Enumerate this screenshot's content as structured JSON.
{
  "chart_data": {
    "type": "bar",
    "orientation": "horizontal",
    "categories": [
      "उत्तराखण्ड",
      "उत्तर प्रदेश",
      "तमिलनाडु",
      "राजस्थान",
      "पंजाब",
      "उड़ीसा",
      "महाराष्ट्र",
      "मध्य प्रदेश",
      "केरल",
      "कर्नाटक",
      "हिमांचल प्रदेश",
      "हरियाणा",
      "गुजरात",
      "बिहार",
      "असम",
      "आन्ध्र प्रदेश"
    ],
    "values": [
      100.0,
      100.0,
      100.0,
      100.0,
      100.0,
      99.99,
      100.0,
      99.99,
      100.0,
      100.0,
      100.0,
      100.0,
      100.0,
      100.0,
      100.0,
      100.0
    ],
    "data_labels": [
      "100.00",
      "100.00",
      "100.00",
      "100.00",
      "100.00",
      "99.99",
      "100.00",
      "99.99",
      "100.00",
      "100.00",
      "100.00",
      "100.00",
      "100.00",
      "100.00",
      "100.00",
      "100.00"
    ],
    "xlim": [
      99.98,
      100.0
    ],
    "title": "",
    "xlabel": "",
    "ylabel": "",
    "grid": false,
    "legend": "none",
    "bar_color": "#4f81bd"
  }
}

********************

*WORK INSTRUCTIONS*. Above are the records; copy all of them exactly.

*EXPECTED ANSWER*.
Enumerate this screenshot's content as structured JSON.
{
  "chart_data": {
    "type": "bar",
    "orientation": "horizontal",
    "categories": [
      "उत्तराखण्ड",
      "उत्तर प्रदेश",
      "तमिलनाडु",
      "राजस्थान",
      "पंजाब",
      "उड़ीसा",
      "महाराष्ट्र",
      "मध्य प्रदेश",
      "केरल",
      "कर्नाटक",
      "हिमांचल प्रदेश",
      "हरियाणा",
      "गुजरात",
      "बिहार",
      "असम",
      "आन्ध्र प्रदेश"
    ],
    "values": [
      100.0,
      100.0,
      100.0,
      100.0,
      100.0,
      99.99,
      100.0,
      99.99,
      100.0,
      100.0,
      100.0,
      100.0,
      100.0,
      100.0,
      100.0,
      100.0
    ],
    "data_labels": [
      "100.00",
      "100.00",
      "100.00",
      "100.00",
      "100.00",
      "99.99",
      "100.00",
      "99.99",
      "100.00",
      "100.00",
      "100.00",
      "100.00",
      "100.00",
      "100.00",
      "100.00",
      "100.00"
    ],
    "xlim": [
      99.98,
      100.0
    ],
    "title": "",
    "xlabel": "",
    "ylabel": "",
    "grid": false,
    "legend": "none",
    "bar_color": "#4f81bd"
  }
}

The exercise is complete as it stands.